Excerpts from a figure dataset
============

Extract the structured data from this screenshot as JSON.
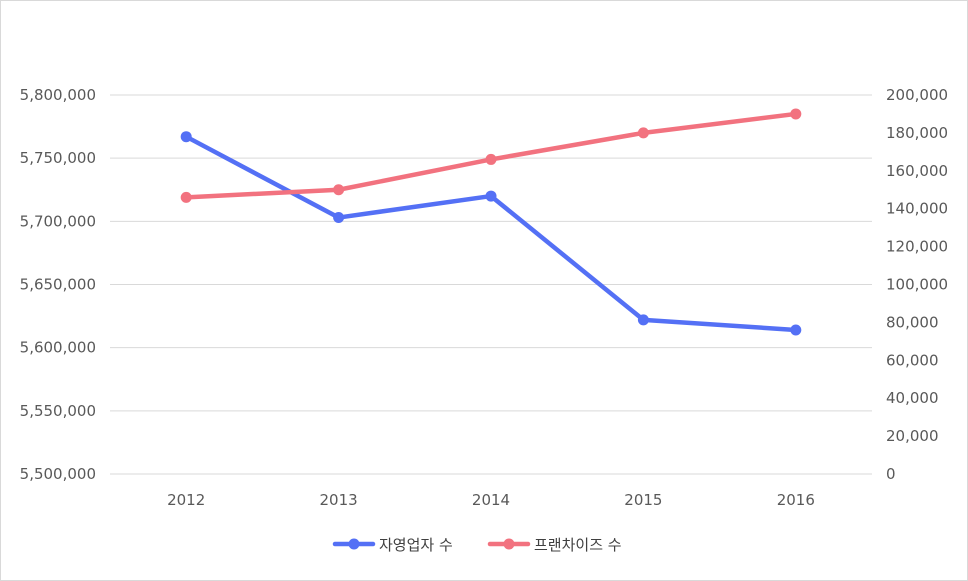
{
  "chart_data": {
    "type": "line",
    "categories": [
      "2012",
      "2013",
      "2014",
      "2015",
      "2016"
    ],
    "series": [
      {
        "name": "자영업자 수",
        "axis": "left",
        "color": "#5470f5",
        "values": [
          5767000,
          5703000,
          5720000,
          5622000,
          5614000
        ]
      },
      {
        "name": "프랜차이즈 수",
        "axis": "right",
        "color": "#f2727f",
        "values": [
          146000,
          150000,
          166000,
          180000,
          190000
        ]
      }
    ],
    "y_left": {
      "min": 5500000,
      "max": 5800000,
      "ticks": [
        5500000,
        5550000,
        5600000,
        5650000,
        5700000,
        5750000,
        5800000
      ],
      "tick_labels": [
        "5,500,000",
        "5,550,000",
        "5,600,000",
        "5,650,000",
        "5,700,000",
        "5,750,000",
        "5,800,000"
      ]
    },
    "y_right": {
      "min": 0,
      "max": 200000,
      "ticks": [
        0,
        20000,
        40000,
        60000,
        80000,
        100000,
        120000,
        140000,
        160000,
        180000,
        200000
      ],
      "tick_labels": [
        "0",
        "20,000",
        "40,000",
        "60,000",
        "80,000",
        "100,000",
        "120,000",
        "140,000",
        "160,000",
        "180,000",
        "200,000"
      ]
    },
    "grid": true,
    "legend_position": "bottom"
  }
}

============

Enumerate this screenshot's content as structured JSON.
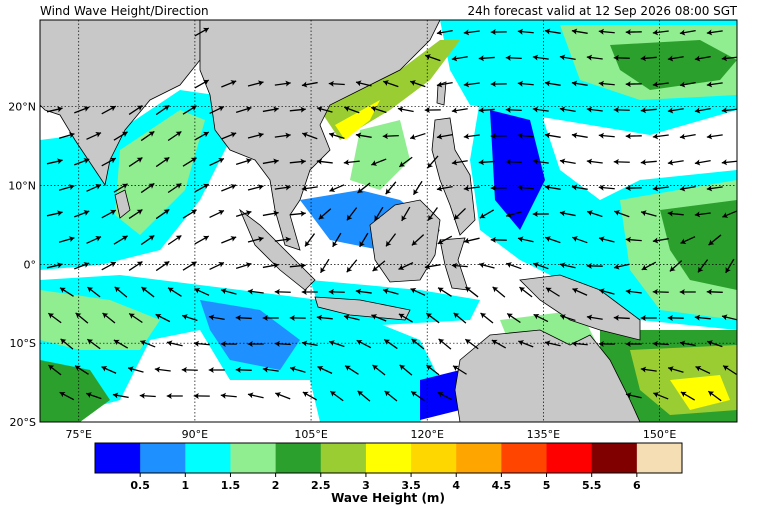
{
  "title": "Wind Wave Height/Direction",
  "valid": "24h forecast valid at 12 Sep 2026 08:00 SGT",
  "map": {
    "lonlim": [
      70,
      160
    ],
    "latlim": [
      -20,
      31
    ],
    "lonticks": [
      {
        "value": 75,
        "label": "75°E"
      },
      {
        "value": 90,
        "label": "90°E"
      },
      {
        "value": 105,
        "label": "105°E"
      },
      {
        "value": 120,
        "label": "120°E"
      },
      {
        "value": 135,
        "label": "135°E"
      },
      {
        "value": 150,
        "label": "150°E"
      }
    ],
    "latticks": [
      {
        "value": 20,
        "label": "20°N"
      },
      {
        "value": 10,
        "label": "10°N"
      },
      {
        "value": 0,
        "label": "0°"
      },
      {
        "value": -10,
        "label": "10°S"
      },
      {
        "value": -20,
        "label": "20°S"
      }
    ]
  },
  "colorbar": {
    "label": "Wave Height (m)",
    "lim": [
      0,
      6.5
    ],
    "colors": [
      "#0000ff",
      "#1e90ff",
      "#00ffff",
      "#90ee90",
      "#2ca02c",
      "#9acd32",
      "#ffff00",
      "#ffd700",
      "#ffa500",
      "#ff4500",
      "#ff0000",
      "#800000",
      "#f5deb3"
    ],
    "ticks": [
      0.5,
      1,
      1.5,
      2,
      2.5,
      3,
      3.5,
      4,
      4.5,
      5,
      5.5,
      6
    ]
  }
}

============

WRITTEN TASK
Look through the material above and pick out each line holding the word "screenshot".

EXPECTED ANSWER
Extract the structured data from this screenshot as JSON.
Enumerate this screenshot's content as structured JSON.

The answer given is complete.